# [Aim]
Set down all of the data that follows word for word, without the images.

# [Given records]
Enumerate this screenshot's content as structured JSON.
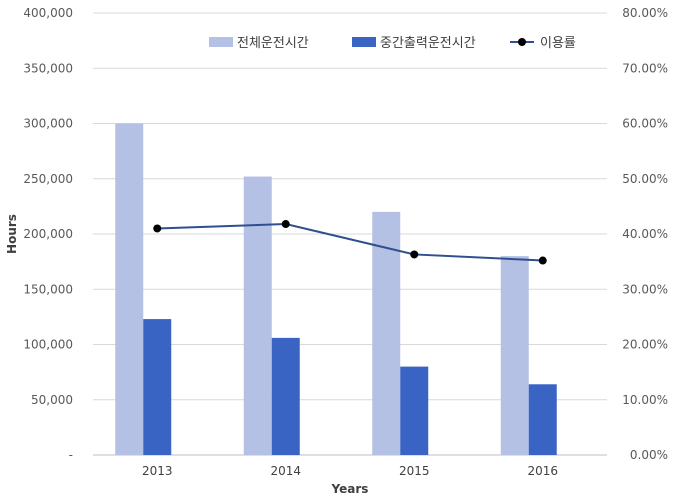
{
  "chart_data": {
    "type": "bar",
    "categories": [
      "2013",
      "2014",
      "2015",
      "2016"
    ],
    "series": [
      {
        "name": "전체운전시간",
        "kind": "bar",
        "axis": "left",
        "color": "#b4c0e4",
        "values": [
          300000,
          252000,
          220000,
          180000
        ]
      },
      {
        "name": "중간출력운전시간",
        "kind": "bar",
        "axis": "left",
        "color": "#3a64c3",
        "values": [
          123000,
          106000,
          80000,
          64000
        ]
      },
      {
        "name": "이용률",
        "kind": "line",
        "axis": "right",
        "color": "#2f4f8f",
        "marker_color": "#000000",
        "values": [
          41.0,
          41.8,
          36.3,
          35.2
        ]
      }
    ],
    "xlabel": "Years",
    "ylabel": "Hours",
    "ylim": [
      0,
      400000
    ],
    "y2lim": [
      0,
      80
    ],
    "y_ticks": [
      "-",
      "50,000",
      "100,000",
      "150,000",
      "200,000",
      "250,000",
      "300,000",
      "350,000",
      "400,000"
    ],
    "y2_ticks": [
      "0.00%",
      "10.00%",
      "20.00%",
      "30.00%",
      "40.00%",
      "50.00%",
      "60.00%",
      "70.00%",
      "80.00%"
    ],
    "grid": true,
    "legend": "top-right"
  }
}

# [Solution to the problem]
Enumerate this screenshot's content as structured JSON.
{
  "chart_data": {
    "type": "bar",
    "categories": [
      "2013",
      "2014",
      "2015",
      "2016"
    ],
    "series": [
      {
        "name": "전체운전시간",
        "kind": "bar",
        "axis": "left",
        "color": "#b4c0e4",
        "values": [
          300000,
          252000,
          220000,
          180000
        ]
      },
      {
        "name": "중간출력운전시간",
        "kind": "bar",
        "axis": "left",
        "color": "#3a64c3",
        "values": [
          123000,
          106000,
          80000,
          64000
        ]
      },
      {
        "name": "이용률",
        "kind": "line",
        "axis": "right",
        "color": "#2f4f8f",
        "marker_color": "#000000",
        "values": [
          41.0,
          41.8,
          36.3,
          35.2
        ]
      }
    ],
    "xlabel": "Years",
    "ylabel": "Hours",
    "ylim": [
      0,
      400000
    ],
    "y2lim": [
      0,
      80
    ],
    "y_ticks": [
      "-",
      "50,000",
      "100,000",
      "150,000",
      "200,000",
      "250,000",
      "300,000",
      "350,000",
      "400,000"
    ],
    "y2_ticks": [
      "0.00%",
      "10.00%",
      "20.00%",
      "30.00%",
      "40.00%",
      "50.00%",
      "60.00%",
      "70.00%",
      "80.00%"
    ],
    "grid": true,
    "legend": "top-right"
  }
}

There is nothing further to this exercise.